_What this task involves:_ Look through the listing below and give the number of lines that hold "Performance". Say nothing more.

======== Dataset extract ========

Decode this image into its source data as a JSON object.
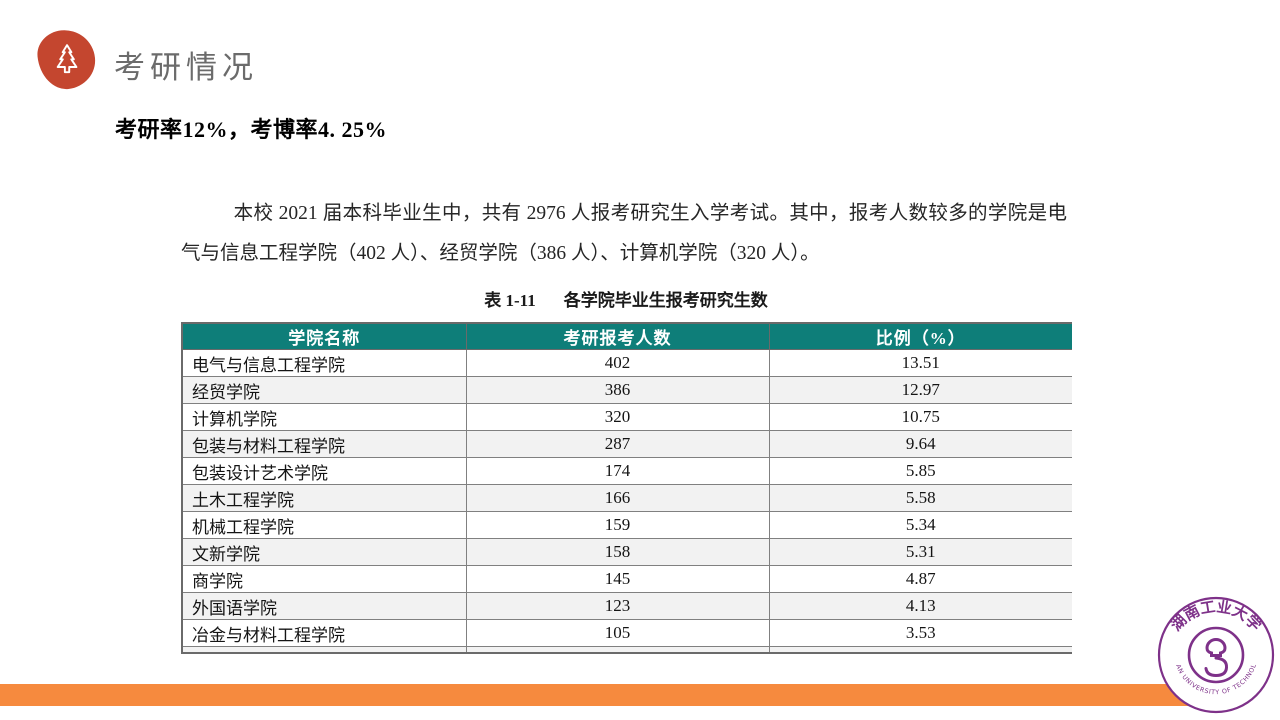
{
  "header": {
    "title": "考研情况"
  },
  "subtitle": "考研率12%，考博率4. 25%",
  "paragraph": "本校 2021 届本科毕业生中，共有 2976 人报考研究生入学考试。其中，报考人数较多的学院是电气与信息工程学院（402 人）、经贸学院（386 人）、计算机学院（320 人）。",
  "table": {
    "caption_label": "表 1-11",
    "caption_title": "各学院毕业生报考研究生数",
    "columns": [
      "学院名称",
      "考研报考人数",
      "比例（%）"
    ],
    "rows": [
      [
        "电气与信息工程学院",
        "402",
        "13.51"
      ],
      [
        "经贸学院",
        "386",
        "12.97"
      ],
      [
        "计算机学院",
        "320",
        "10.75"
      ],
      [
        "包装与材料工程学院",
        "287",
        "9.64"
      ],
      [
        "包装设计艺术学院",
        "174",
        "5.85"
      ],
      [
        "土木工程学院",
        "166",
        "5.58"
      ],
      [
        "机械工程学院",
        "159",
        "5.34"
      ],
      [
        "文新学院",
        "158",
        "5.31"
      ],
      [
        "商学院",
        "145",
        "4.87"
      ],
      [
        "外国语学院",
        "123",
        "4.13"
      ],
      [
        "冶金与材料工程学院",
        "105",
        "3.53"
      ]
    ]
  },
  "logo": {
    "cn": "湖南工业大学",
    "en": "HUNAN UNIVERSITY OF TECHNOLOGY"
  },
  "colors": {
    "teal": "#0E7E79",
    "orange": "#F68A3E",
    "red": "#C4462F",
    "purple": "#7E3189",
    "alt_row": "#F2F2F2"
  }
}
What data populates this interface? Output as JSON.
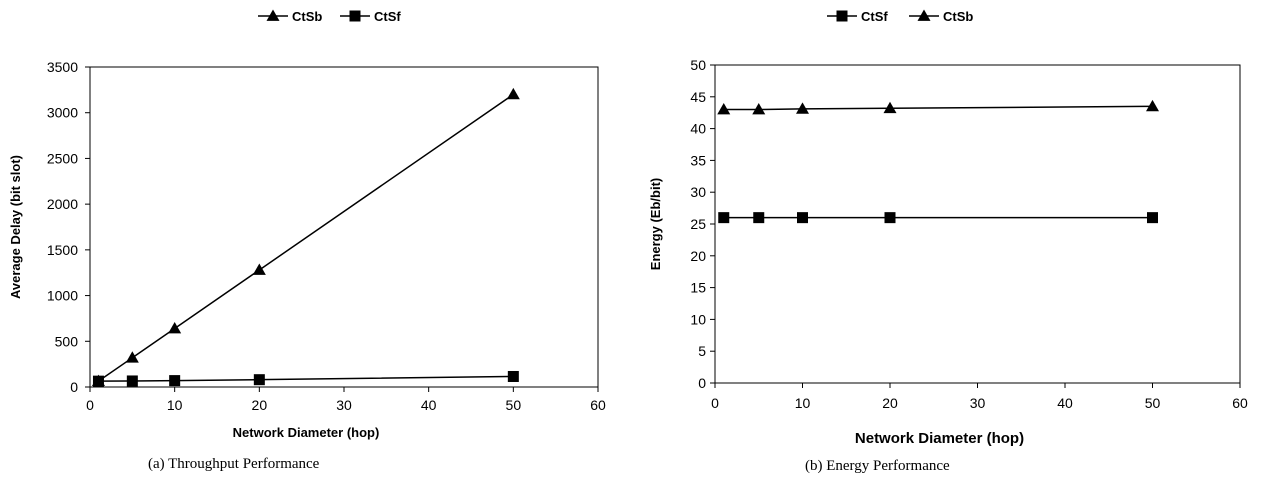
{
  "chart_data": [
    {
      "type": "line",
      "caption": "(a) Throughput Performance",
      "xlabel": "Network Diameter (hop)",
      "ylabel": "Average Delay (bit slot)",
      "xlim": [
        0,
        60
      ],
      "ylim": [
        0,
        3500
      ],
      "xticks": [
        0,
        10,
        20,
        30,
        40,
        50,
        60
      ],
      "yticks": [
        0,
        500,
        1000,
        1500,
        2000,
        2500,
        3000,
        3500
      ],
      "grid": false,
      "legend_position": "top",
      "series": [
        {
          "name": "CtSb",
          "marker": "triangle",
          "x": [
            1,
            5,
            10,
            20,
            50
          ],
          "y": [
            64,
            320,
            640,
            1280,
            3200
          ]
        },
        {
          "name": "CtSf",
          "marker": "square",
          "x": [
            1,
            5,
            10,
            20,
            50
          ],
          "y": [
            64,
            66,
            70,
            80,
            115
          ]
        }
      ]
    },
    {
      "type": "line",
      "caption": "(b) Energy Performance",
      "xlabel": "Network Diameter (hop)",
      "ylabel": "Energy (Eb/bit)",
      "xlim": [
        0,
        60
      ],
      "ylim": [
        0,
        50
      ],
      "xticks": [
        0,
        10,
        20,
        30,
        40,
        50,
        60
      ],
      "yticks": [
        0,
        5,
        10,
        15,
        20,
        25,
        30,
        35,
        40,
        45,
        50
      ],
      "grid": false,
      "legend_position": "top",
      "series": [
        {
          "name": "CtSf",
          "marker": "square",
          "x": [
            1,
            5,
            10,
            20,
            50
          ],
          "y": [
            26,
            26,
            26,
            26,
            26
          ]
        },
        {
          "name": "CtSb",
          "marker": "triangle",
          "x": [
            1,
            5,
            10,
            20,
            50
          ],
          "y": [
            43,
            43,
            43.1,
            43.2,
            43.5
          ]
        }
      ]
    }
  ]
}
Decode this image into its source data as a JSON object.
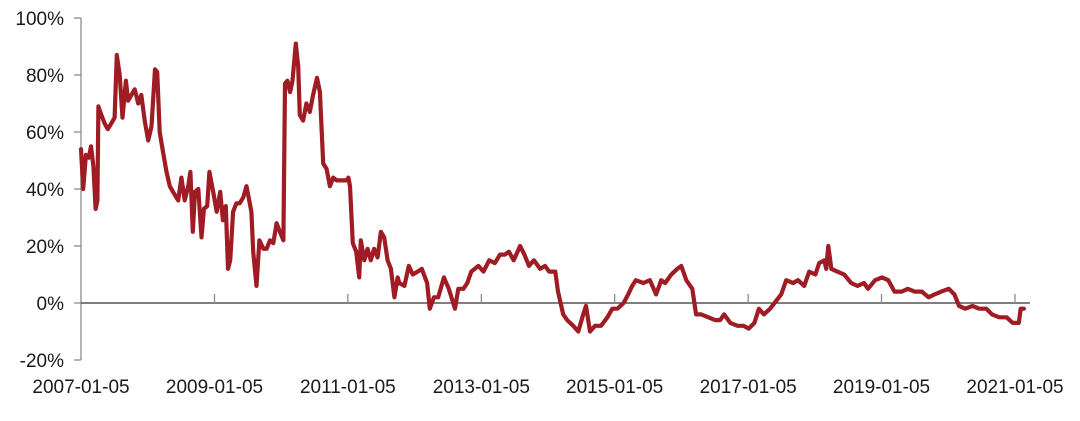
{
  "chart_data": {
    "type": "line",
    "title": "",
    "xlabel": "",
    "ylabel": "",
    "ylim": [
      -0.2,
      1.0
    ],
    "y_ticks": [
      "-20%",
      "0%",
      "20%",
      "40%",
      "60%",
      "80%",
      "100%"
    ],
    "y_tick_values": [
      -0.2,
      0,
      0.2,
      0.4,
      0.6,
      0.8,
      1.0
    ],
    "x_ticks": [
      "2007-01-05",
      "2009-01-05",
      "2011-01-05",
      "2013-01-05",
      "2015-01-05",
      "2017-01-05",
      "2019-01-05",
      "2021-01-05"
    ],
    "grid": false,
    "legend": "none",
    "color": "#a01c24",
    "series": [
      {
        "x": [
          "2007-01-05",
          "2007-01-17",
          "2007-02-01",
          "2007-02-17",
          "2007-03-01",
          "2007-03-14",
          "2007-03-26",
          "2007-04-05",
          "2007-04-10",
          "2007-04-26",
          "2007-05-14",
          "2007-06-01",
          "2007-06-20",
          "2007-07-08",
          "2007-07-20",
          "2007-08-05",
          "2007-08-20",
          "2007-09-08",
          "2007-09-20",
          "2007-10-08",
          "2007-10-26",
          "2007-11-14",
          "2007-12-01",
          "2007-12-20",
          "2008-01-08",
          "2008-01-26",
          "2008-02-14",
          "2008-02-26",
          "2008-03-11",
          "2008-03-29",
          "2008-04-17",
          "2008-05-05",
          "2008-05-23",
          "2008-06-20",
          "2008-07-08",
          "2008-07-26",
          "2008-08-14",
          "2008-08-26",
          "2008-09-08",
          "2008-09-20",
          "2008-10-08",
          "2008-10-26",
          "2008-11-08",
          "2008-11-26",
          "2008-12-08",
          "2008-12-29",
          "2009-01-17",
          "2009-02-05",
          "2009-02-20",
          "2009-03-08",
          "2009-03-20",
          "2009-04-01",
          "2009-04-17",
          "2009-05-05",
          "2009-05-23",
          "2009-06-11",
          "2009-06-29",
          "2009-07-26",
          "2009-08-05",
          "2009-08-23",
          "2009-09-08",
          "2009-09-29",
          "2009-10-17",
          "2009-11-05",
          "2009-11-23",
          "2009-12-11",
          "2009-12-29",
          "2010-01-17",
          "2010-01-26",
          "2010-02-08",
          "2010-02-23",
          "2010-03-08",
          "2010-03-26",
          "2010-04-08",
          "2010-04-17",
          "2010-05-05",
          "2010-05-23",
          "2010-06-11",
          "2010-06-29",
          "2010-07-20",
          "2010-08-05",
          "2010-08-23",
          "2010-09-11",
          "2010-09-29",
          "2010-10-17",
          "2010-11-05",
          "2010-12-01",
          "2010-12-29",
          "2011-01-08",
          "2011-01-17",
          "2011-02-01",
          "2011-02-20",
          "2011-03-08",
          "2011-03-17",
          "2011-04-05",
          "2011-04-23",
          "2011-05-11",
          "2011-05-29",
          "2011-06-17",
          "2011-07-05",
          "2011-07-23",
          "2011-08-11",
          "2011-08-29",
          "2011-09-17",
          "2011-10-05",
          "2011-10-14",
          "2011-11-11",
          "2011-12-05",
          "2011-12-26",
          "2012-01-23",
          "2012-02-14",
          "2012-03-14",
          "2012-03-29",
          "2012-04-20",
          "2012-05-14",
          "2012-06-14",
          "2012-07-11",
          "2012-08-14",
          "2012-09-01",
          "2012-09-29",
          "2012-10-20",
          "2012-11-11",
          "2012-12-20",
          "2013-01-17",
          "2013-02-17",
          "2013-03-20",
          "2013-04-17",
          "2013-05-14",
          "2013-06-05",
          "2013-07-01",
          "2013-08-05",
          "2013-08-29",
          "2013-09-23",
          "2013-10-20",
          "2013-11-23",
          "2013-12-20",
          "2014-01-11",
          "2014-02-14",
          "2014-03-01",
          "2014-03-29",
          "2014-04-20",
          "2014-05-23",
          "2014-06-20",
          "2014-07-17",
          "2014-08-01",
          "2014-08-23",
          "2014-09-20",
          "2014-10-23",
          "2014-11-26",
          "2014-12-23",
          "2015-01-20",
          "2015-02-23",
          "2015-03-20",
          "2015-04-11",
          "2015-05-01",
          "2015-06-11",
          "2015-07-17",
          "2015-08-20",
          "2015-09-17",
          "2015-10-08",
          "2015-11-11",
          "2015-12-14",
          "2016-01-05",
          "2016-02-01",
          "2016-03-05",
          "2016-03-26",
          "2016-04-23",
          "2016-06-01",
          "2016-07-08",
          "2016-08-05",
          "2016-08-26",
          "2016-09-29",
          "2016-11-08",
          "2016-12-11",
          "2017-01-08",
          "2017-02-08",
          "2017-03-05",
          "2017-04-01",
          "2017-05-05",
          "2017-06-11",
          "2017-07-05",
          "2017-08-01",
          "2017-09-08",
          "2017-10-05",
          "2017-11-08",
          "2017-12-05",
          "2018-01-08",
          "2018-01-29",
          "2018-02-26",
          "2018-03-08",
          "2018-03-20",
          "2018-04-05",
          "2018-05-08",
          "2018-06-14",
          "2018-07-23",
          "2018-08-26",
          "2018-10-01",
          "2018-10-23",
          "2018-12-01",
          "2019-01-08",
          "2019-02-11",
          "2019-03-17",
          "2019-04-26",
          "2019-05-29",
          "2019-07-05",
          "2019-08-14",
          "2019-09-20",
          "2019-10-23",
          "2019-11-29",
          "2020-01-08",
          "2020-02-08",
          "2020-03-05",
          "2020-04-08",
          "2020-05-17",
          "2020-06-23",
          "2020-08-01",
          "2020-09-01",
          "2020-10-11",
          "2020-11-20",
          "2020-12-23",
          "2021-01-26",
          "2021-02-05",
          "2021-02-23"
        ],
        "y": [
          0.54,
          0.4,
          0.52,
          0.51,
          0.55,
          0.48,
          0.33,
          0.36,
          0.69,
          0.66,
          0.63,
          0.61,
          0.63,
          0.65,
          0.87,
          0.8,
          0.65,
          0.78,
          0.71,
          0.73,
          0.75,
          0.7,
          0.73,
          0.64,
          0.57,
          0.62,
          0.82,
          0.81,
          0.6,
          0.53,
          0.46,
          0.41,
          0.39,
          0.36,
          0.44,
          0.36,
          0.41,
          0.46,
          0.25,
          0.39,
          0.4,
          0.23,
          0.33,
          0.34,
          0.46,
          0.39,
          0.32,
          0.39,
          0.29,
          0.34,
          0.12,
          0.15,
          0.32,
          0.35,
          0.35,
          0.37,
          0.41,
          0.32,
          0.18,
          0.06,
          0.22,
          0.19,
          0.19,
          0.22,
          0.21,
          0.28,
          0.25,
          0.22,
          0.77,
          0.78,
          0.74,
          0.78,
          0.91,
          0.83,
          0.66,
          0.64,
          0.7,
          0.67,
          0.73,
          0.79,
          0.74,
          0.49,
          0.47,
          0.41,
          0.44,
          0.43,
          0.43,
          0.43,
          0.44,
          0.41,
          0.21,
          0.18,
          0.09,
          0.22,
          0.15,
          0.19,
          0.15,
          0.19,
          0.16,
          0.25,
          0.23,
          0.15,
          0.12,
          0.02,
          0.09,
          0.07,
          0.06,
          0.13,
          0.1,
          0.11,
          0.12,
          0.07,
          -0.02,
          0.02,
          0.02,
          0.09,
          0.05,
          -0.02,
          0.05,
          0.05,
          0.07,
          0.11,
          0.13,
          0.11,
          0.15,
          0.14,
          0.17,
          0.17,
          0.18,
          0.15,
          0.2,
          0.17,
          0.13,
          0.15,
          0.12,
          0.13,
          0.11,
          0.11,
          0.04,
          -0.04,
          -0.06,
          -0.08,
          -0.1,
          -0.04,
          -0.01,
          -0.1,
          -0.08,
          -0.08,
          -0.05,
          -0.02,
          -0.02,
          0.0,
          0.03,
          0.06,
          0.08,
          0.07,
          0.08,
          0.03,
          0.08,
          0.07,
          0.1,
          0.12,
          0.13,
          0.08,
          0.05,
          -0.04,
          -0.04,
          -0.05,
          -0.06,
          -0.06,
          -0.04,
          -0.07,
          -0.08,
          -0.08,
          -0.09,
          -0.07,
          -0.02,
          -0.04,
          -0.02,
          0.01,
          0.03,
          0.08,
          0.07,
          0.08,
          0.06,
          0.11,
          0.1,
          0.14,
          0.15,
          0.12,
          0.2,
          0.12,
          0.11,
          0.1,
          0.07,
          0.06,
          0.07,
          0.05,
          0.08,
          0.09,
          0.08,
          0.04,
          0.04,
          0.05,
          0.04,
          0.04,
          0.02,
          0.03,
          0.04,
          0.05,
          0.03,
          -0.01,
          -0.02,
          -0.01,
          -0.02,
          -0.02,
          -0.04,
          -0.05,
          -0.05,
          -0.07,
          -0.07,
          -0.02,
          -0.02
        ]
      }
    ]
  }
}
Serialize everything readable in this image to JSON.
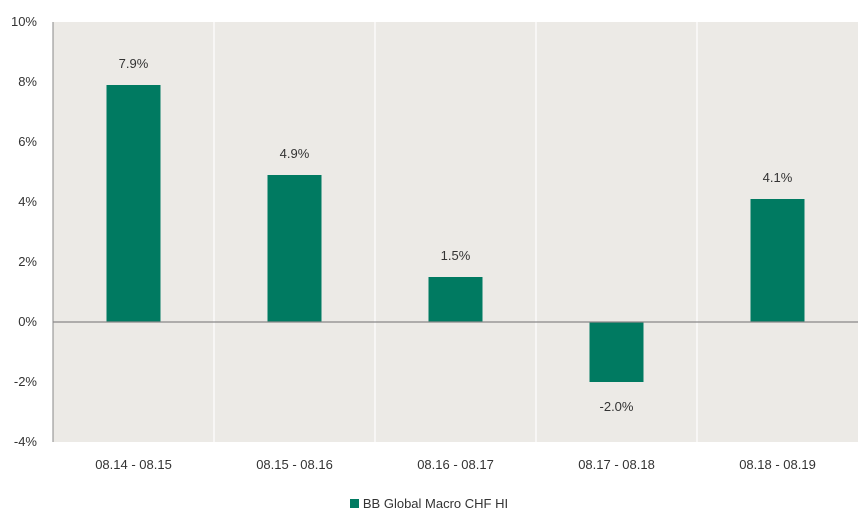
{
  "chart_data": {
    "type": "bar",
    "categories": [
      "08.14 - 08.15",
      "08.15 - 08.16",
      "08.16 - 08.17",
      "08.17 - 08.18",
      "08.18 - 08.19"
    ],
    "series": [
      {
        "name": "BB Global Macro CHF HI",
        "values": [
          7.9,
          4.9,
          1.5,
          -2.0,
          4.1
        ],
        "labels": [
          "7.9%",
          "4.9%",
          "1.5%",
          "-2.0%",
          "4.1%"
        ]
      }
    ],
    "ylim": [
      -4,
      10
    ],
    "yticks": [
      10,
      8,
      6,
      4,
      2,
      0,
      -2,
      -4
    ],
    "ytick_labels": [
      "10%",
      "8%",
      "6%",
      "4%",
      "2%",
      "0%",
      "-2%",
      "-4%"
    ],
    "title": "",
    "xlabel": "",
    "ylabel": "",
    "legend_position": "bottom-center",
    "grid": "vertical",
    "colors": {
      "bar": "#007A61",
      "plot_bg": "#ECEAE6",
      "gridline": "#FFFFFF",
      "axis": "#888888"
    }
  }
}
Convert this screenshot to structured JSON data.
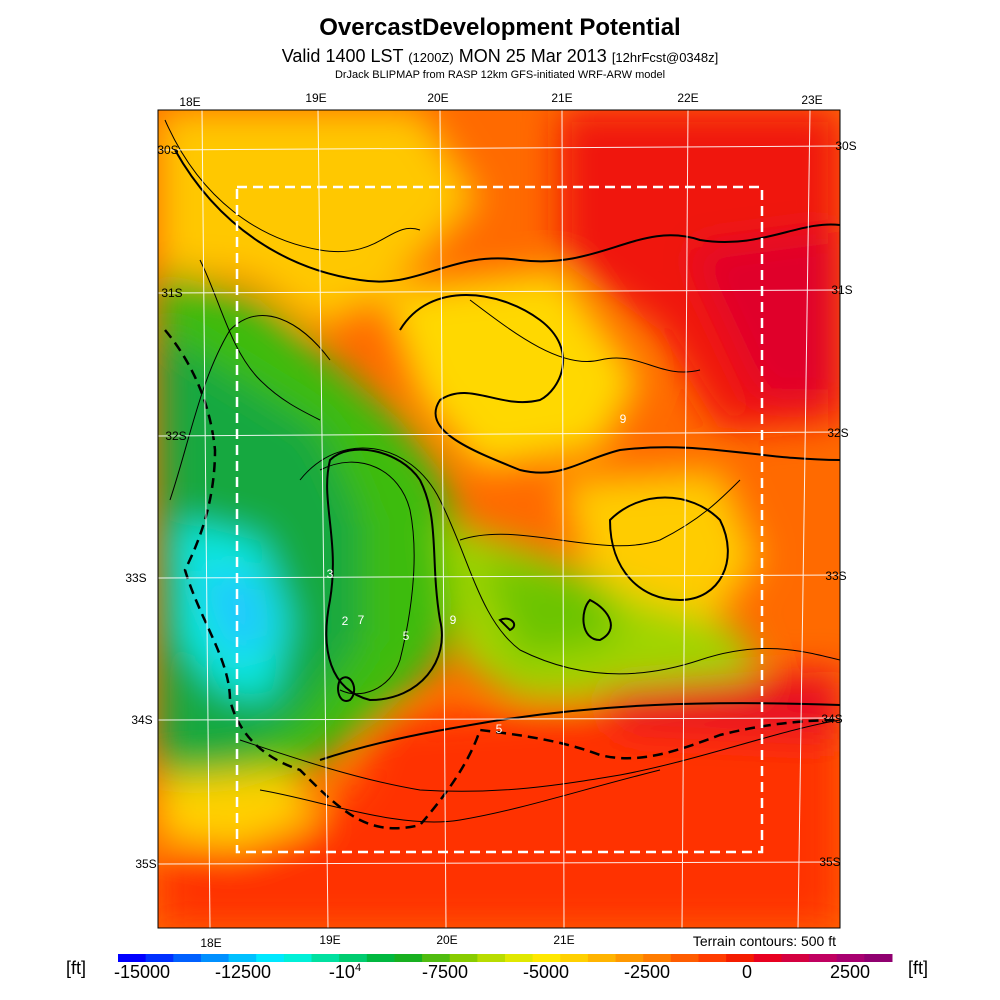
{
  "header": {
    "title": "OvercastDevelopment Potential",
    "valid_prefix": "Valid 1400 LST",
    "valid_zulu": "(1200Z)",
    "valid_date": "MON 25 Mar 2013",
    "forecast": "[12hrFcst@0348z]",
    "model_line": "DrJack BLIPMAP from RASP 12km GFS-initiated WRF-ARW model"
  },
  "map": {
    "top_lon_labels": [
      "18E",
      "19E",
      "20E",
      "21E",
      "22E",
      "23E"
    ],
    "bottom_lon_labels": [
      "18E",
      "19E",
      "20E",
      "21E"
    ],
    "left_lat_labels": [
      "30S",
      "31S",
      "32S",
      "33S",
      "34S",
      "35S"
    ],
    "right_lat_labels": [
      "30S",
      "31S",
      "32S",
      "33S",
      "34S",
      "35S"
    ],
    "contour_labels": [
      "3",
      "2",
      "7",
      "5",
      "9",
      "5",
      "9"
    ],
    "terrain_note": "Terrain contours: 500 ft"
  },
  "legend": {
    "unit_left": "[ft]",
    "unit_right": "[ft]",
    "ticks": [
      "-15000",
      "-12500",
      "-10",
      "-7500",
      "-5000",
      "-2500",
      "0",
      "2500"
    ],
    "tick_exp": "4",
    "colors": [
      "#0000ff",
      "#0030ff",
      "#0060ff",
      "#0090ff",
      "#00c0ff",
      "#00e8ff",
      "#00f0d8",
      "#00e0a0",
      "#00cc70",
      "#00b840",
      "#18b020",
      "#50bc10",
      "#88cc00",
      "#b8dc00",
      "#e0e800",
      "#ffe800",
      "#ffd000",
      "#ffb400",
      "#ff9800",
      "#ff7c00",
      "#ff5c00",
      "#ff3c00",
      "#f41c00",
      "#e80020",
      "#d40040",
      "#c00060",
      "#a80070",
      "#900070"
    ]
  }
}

========

_Problem solution:_ 2